AIM OF THE EXERCISE:
Pick out every line with the word "this" and copy it.

[Stored data]

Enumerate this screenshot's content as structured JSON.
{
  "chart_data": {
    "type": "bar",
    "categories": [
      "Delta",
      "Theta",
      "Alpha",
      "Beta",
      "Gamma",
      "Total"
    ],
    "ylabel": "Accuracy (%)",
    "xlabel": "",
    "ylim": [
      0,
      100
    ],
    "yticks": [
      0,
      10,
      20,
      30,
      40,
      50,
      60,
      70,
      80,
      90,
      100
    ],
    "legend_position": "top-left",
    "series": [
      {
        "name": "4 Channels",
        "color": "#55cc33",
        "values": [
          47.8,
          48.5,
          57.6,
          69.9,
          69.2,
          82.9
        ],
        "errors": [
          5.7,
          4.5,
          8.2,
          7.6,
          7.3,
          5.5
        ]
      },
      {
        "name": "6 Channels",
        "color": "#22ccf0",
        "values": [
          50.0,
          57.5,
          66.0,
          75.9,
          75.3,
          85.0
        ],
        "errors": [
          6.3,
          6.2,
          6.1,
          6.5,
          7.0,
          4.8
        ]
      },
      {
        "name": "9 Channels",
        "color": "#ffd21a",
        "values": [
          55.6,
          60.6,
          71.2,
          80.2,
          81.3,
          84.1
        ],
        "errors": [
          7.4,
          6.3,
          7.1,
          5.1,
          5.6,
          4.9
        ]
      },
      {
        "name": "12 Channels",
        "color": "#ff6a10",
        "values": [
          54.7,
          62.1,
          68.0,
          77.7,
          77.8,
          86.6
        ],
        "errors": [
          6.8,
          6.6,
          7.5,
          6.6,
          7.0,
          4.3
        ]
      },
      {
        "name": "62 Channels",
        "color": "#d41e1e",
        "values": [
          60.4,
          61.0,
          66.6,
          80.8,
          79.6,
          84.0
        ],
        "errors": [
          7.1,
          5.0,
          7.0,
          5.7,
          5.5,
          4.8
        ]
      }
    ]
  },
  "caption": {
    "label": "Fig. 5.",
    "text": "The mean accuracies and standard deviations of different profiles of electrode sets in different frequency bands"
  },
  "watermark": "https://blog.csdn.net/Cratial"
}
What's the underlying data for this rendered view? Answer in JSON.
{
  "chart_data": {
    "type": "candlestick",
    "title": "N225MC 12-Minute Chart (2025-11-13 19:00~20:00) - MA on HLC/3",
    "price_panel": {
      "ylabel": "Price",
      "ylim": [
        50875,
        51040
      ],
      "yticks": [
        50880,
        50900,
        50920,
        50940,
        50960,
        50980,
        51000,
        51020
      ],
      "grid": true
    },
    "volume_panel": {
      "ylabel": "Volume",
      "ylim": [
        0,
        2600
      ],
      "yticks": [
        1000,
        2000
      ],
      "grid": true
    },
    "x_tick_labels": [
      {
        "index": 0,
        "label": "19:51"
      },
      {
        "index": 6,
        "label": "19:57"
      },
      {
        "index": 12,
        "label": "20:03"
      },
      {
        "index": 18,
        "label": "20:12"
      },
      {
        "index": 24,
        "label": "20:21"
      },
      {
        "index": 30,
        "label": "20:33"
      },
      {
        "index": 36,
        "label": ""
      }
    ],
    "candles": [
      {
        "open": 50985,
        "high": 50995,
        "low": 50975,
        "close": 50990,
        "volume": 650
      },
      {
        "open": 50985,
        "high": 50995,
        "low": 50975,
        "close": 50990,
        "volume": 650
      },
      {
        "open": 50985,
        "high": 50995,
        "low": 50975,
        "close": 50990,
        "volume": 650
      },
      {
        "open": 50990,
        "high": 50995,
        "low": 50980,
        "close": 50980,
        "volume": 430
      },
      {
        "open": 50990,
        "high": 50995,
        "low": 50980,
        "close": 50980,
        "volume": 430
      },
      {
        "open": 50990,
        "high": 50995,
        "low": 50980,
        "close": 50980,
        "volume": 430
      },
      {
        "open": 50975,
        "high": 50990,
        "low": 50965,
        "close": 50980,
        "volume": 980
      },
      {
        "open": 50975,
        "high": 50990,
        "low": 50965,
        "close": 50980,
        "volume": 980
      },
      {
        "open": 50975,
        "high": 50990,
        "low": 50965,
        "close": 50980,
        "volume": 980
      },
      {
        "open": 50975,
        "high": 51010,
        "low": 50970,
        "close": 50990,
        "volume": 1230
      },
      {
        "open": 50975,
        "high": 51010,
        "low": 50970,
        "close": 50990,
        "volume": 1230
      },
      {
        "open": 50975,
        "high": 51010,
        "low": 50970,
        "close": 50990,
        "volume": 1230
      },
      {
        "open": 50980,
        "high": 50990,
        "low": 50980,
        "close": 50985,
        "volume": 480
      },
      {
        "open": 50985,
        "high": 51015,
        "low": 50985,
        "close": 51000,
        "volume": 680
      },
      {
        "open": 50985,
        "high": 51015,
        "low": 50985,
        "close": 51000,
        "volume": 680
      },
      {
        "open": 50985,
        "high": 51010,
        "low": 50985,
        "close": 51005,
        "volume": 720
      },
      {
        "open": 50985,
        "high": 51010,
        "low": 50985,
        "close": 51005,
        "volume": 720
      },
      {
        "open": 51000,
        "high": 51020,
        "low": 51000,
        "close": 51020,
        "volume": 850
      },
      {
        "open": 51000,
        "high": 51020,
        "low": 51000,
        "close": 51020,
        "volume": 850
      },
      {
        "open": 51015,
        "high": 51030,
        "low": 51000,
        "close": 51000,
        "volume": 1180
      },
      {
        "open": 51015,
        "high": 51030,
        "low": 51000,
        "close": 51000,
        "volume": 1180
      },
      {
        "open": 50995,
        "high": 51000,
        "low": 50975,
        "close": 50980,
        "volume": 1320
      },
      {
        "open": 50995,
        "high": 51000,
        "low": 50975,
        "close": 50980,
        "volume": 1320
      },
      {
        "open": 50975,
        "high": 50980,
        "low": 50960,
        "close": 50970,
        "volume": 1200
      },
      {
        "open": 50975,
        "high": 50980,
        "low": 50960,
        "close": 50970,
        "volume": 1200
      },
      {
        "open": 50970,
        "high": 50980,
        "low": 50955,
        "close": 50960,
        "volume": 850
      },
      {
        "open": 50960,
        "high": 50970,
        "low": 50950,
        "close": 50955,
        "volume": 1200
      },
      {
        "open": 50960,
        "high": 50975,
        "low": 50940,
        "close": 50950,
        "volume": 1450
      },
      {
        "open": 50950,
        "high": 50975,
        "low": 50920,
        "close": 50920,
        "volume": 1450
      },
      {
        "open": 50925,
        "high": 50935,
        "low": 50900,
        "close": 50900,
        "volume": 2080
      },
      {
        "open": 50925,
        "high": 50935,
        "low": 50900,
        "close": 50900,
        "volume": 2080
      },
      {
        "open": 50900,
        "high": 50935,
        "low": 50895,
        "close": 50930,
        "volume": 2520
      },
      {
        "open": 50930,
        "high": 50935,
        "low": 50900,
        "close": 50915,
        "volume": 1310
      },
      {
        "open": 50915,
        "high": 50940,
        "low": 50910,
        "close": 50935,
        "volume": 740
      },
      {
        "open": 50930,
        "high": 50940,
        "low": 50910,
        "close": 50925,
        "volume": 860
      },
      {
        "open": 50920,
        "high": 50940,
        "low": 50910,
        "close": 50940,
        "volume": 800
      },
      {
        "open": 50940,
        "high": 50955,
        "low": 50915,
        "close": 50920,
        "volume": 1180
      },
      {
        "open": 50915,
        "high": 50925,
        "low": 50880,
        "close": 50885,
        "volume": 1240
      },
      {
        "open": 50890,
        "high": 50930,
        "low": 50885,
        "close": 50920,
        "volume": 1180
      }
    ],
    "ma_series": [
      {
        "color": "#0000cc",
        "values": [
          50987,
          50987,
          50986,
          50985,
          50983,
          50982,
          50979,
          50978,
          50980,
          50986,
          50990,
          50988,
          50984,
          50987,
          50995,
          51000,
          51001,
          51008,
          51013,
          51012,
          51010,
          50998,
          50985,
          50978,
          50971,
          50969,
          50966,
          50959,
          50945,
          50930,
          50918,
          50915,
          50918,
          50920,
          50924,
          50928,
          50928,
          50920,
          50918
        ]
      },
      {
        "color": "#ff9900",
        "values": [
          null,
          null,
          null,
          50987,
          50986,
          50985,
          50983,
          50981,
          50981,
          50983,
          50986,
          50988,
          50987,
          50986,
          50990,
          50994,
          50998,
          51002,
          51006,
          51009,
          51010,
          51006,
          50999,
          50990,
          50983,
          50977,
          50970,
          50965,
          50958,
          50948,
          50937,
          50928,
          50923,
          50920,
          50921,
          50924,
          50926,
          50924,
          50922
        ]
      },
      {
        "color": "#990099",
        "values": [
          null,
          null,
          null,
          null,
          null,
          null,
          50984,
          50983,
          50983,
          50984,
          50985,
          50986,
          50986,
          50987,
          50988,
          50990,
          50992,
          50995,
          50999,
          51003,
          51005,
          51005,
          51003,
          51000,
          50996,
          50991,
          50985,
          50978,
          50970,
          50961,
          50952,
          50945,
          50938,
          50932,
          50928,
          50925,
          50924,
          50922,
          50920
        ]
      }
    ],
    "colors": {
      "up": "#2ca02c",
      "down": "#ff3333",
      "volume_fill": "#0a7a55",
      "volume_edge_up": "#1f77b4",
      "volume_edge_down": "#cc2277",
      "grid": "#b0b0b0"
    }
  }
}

WORKED SOLUTION:
Enumerate this screenshot's content as structured JSON.
What's the underlying data for this rendered view? Answer in JSON.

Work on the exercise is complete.